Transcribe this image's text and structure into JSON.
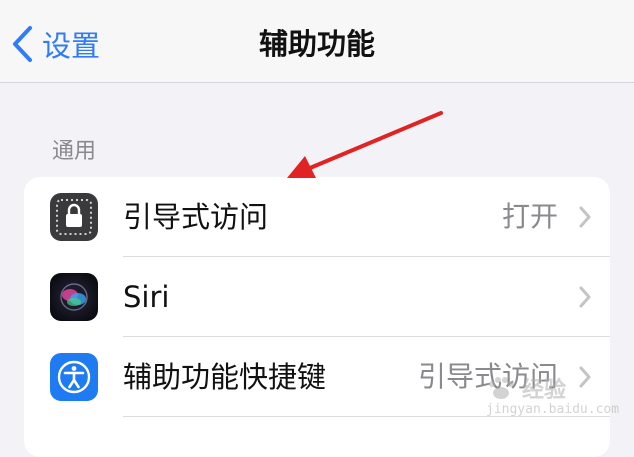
{
  "nav": {
    "back_label": "设置",
    "title": "辅助功能"
  },
  "section": {
    "header": "通用"
  },
  "rows": [
    {
      "label": "引导式访问",
      "value": "打开",
      "icon": "lock-icon"
    },
    {
      "label": "Siri",
      "value": "",
      "icon": "siri-icon"
    },
    {
      "label": "辅助功能快捷键",
      "value": "引导式访问",
      "icon": "accessibility-icon"
    }
  ],
  "colors": {
    "accent": "#2f7cf6",
    "annotation_arrow": "#e02424",
    "background": "#f2f2f7"
  },
  "watermark": {
    "text": "经验",
    "url": "jingyan.baidu.com"
  }
}
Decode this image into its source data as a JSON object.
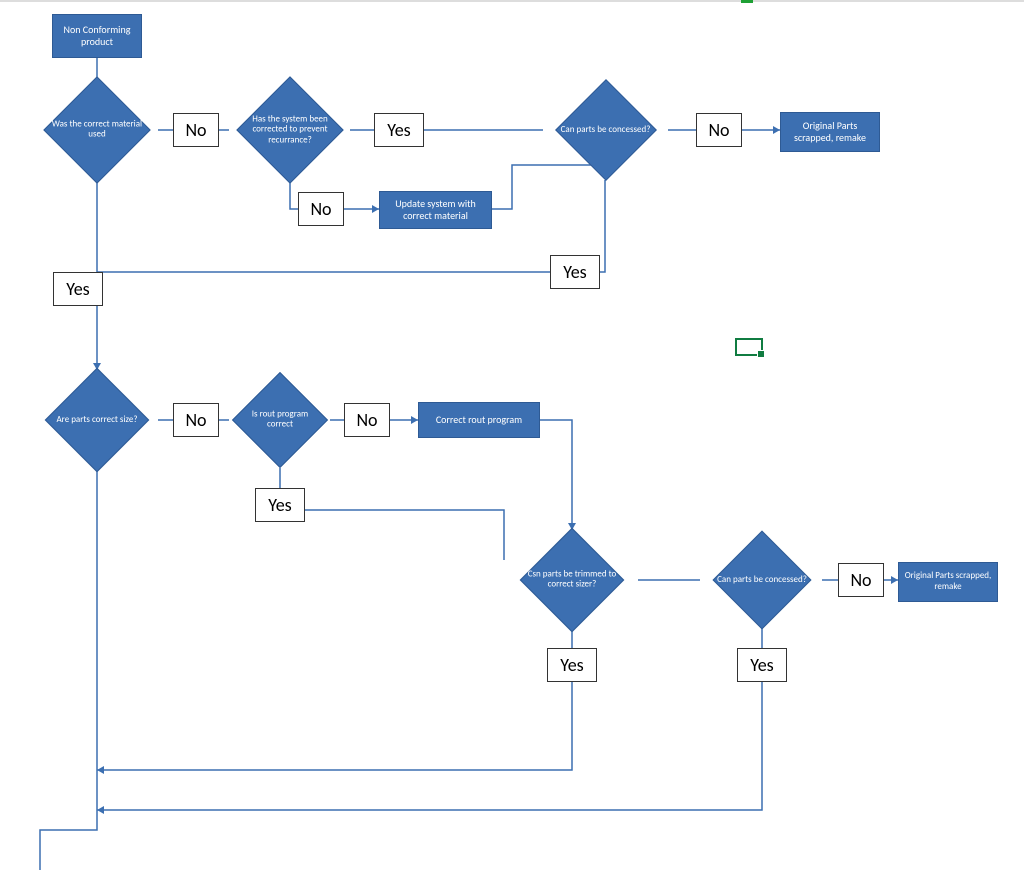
{
  "nodes": {
    "start": "Non Conforming product",
    "d_material": "Was the correct material used",
    "d_system": "Has the system been corrected to prevent recurrance?",
    "d_concess1": "Can parts be concessed?",
    "p_scrap1": "Original Parts scrapped, remake",
    "p_update": "Update system with correct material",
    "d_size": "Are parts correct size?",
    "d_rout": "Is rout program correct",
    "p_corrrout": "Correct rout program",
    "d_trim": "Csn parts be trimmed to correct sizer?",
    "d_concess2": "Can parts be concessed?",
    "p_scrap2": "Original Parts scrapped, remake"
  },
  "labels": {
    "no": "No",
    "yes": "Yes"
  },
  "chart_data": {
    "type": "flowchart",
    "nodes": [
      {
        "id": "start",
        "kind": "process",
        "text": "Non Conforming product"
      },
      {
        "id": "d_material",
        "kind": "decision",
        "text": "Was the correct material used"
      },
      {
        "id": "d_system",
        "kind": "decision",
        "text": "Has the system been corrected to prevent recurrance?"
      },
      {
        "id": "d_concess1",
        "kind": "decision",
        "text": "Can parts be concessed?"
      },
      {
        "id": "p_scrap1",
        "kind": "process",
        "text": "Original Parts scrapped, remake"
      },
      {
        "id": "p_update",
        "kind": "process",
        "text": "Update system with correct material"
      },
      {
        "id": "d_size",
        "kind": "decision",
        "text": "Are parts correct size?"
      },
      {
        "id": "d_rout",
        "kind": "decision",
        "text": "Is rout program correct"
      },
      {
        "id": "p_corrrout",
        "kind": "process",
        "text": "Correct rout program"
      },
      {
        "id": "d_trim",
        "kind": "decision",
        "text": "Csn parts be trimmed to correct sizer?"
      },
      {
        "id": "d_concess2",
        "kind": "decision",
        "text": "Can parts be concessed?"
      },
      {
        "id": "p_scrap2",
        "kind": "process",
        "text": "Original Parts scrapped, remake"
      }
    ],
    "edges": [
      {
        "from": "start",
        "to": "d_material"
      },
      {
        "from": "d_material",
        "to": "d_system",
        "label": "No"
      },
      {
        "from": "d_material",
        "to": "d_size",
        "label": "Yes"
      },
      {
        "from": "d_system",
        "to": "d_concess1",
        "label": "Yes"
      },
      {
        "from": "d_system",
        "to": "p_update",
        "label": "No"
      },
      {
        "from": "p_update",
        "to": "d_concess1"
      },
      {
        "from": "d_concess1",
        "to": "p_scrap1",
        "label": "No"
      },
      {
        "from": "d_concess1",
        "to": "d_size",
        "label": "Yes"
      },
      {
        "from": "d_size",
        "to": "d_rout",
        "label": "No"
      },
      {
        "from": "d_rout",
        "to": "p_corrrout",
        "label": "No"
      },
      {
        "from": "d_rout",
        "to": "d_trim",
        "label": "Yes"
      },
      {
        "from": "p_corrrout",
        "to": "d_trim"
      },
      {
        "from": "d_trim",
        "to": "d_size",
        "label": "Yes",
        "note": "loop back"
      },
      {
        "from": "d_trim",
        "to": "d_concess2"
      },
      {
        "from": "d_concess2",
        "to": "p_scrap2",
        "label": "No"
      },
      {
        "from": "d_concess2",
        "to": "d_size",
        "label": "Yes",
        "note": "loop back"
      },
      {
        "from": "d_size",
        "to": "continue",
        "label": "Yes",
        "note": "exit down-left"
      }
    ]
  }
}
==*==
» **Exercise**:
Repeat the listing in full and exactly. Leave any pictures out.

» **Complete answer**:
Transcribe this image's text and structure into JSON.
{
  "nav": {
    "back_label": "设置",
    "title": "辅助功能"
  },
  "section": {
    "header": "通用"
  },
  "rows": [
    {
      "label": "引导式访问",
      "value": "打开",
      "icon": "lock-icon"
    },
    {
      "label": "Siri",
      "value": "",
      "icon": "siri-icon"
    },
    {
      "label": "辅助功能快捷键",
      "value": "引导式访问",
      "icon": "accessibility-icon"
    }
  ],
  "colors": {
    "accent": "#2f7cf6",
    "annotation_arrow": "#e02424",
    "background": "#f2f2f7"
  },
  "watermark": {
    "text": "经验",
    "url": "jingyan.baidu.com"
  }
}
Decode this image into its source data as a JSON object.
{
  "nodes": {
    "start": "Non Conforming product",
    "d_material": "Was the correct material used",
    "d_system": "Has the system been corrected to prevent recurrance?",
    "d_concess1": "Can parts be concessed?",
    "p_scrap1": "Original Parts scrapped, remake",
    "p_update": "Update system with correct material",
    "d_size": "Are parts correct size?",
    "d_rout": "Is rout program correct",
    "p_corrrout": "Correct rout program",
    "d_trim": "Csn parts be trimmed to correct sizer?",
    "d_concess2": "Can parts be concessed?",
    "p_scrap2": "Original Parts scrapped, remake"
  },
  "labels": {
    "no": "No",
    "yes": "Yes"
  },
  "chart_data": {
    "type": "flowchart",
    "nodes": [
      {
        "id": "start",
        "kind": "process",
        "text": "Non Conforming product"
      },
      {
        "id": "d_material",
        "kind": "decision",
        "text": "Was the correct material used"
      },
      {
        "id": "d_system",
        "kind": "decision",
        "text": "Has the system been corrected to prevent recurrance?"
      },
      {
        "id": "d_concess1",
        "kind": "decision",
        "text": "Can parts be concessed?"
      },
      {
        "id": "p_scrap1",
        "kind": "process",
        "text": "Original Parts scrapped, remake"
      },
      {
        "id": "p_update",
        "kind": "process",
        "text": "Update system with correct material"
      },
      {
        "id": "d_size",
        "kind": "decision",
        "text": "Are parts correct size?"
      },
      {
        "id": "d_rout",
        "kind": "decision",
        "text": "Is rout program correct"
      },
      {
        "id": "p_corrrout",
        "kind": "process",
        "text": "Correct rout program"
      },
      {
        "id": "d_trim",
        "kind": "decision",
        "text": "Csn parts be trimmed to correct sizer?"
      },
      {
        "id": "d_concess2",
        "kind": "decision",
        "text": "Can parts be concessed?"
      },
      {
        "id": "p_scrap2",
        "kind": "process",
        "text": "Original Parts scrapped, remake"
      }
    ],
    "edges": [
      {
        "from": "start",
        "to": "d_material"
      },
      {
        "from": "d_material",
        "to": "d_system",
        "label": "No"
      },
      {
        "from": "d_material",
        "to": "d_size",
        "label": "Yes"
      },
      {
        "from": "d_system",
        "to": "d_concess1",
        "label": "Yes"
      },
      {
        "from": "d_system",
        "to": "p_update",
        "label": "No"
      },
      {
        "from": "p_update",
        "to": "d_concess1"
      },
      {
        "from": "d_concess1",
        "to": "p_scrap1",
        "label": "No"
      },
      {
        "from": "d_concess1",
        "to": "d_size",
        "label": "Yes"
      },
      {
        "from": "d_size",
        "to": "d_rout",
        "label": "No"
      },
      {
        "from": "d_rout",
        "to": "p_corrrout",
        "label": "No"
      },
      {
        "from": "d_rout",
        "to": "d_trim",
        "label": "Yes"
      },
      {
        "from": "p_corrrout",
        "to": "d_trim"
      },
      {
        "from": "d_trim",
        "to": "d_size",
        "label": "Yes",
        "note": "loop back"
      },
      {
        "from": "d_trim",
        "to": "d_concess2"
      },
      {
        "from": "d_concess2",
        "to": "p_scrap2",
        "label": "No"
      },
      {
        "from": "d_concess2",
        "to": "d_size",
        "label": "Yes",
        "note": "loop back"
      },
      {
        "from": "d_size",
        "to": "continue",
        "label": "Yes",
        "note": "exit down-left"
      }
    ]
  }
}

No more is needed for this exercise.